» Aim of the task
Reproduce the records below exactly, leaving out any pictures.

(Recorded data)
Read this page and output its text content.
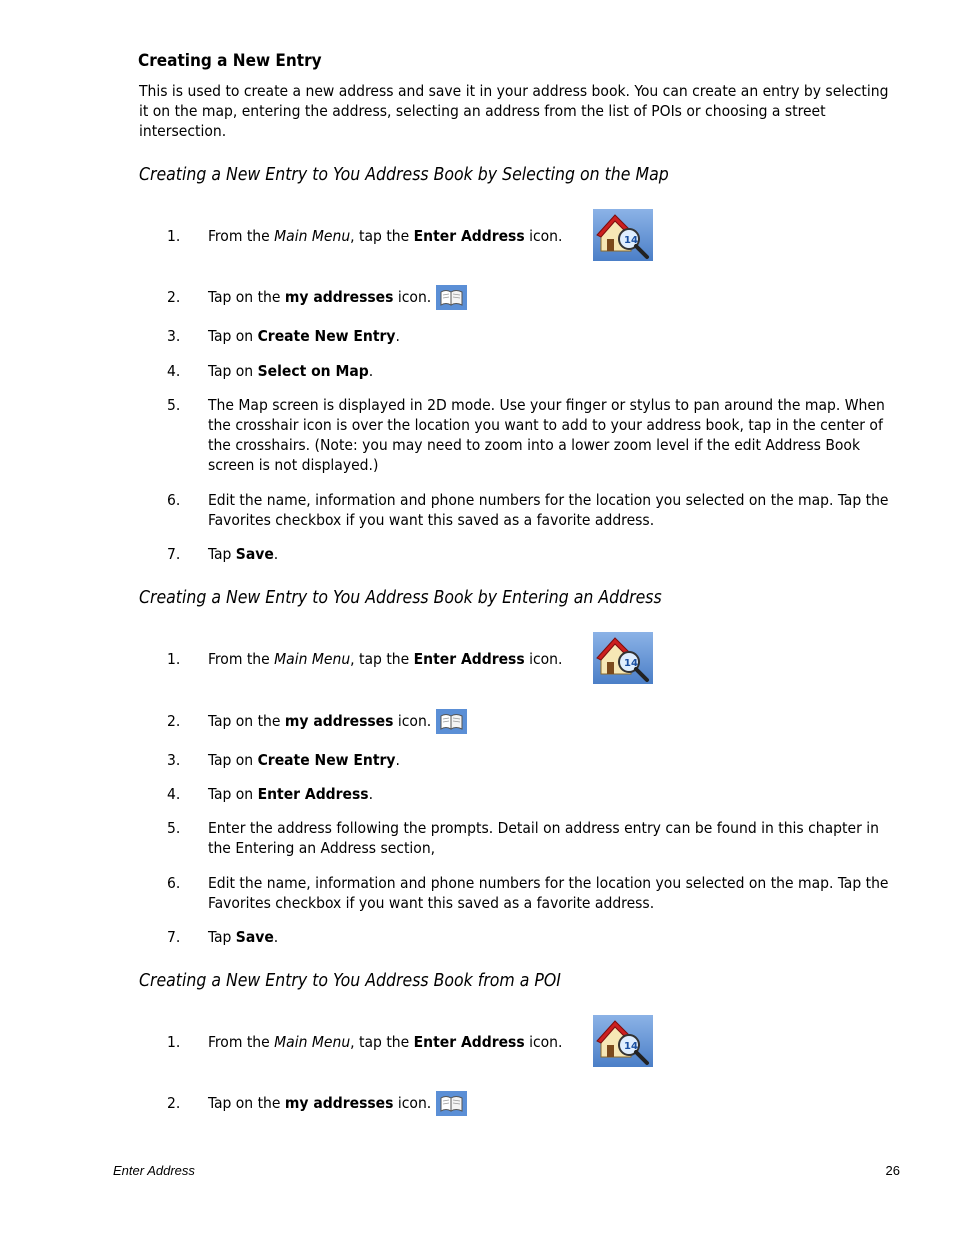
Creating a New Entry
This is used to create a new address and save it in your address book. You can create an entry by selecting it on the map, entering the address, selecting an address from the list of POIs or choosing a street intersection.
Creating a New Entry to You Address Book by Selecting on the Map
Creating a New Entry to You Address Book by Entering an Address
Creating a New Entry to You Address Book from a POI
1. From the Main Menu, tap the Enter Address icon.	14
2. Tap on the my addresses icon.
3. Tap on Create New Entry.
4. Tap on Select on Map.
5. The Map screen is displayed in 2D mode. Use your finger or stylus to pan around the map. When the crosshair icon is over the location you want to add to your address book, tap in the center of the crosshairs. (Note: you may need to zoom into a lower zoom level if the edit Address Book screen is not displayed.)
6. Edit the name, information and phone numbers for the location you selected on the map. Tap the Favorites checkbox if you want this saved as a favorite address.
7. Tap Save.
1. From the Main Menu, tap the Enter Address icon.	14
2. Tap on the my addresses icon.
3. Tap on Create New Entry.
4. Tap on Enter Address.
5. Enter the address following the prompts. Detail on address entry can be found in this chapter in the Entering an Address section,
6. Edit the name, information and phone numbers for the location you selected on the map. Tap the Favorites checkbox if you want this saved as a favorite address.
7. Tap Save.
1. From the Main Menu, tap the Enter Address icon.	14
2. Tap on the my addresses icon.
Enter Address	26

» The completed task
Read this page and output its text content.
Creating a New Entry
This is used to create a new address and save it in your address book. You can create an entry by selecting it on the map, entering the address, selecting an address from the list of POIs or choosing a street intersection.
Creating a New Entry to You Address Book by Selecting on the Map
Creating a New Entry to You Address Book by Entering an Address
Creating a New Entry to You Address Book from a POI
1. From the Main Menu, tap the Enter Address icon.	14
2. Tap on the my addresses icon.
3. Tap on Create New Entry.
4. Tap on Select on Map.
5. The Map screen is displayed in 2D mode. Use your finger or stylus to pan around the map. When the crosshair icon is over the location you want to add to your address book, tap in the center of the crosshairs. (Note: you may need to zoom into a lower zoom level if the edit Address Book screen is not displayed.)
6. Edit the name, information and phone numbers for the location you selected on the map. Tap the Favorites checkbox if you want this saved as a favorite address.
7. Tap Save.
1. From the Main Menu, tap the Enter Address icon.	14
2. Tap on the my addresses icon.
3. Tap on Create New Entry.
4. Tap on Enter Address.
5. Enter the address following the prompts. Detail on address entry can be found in this chapter in the Entering an Address section,
6. Edit the name, information and phone numbers for the location you selected on the map. Tap the Favorites checkbox if you want this saved as a favorite address.
7. Tap Save.
1. From the Main Menu, tap the Enter Address icon.	14
2. Tap on the my addresses icon.
Enter Address	26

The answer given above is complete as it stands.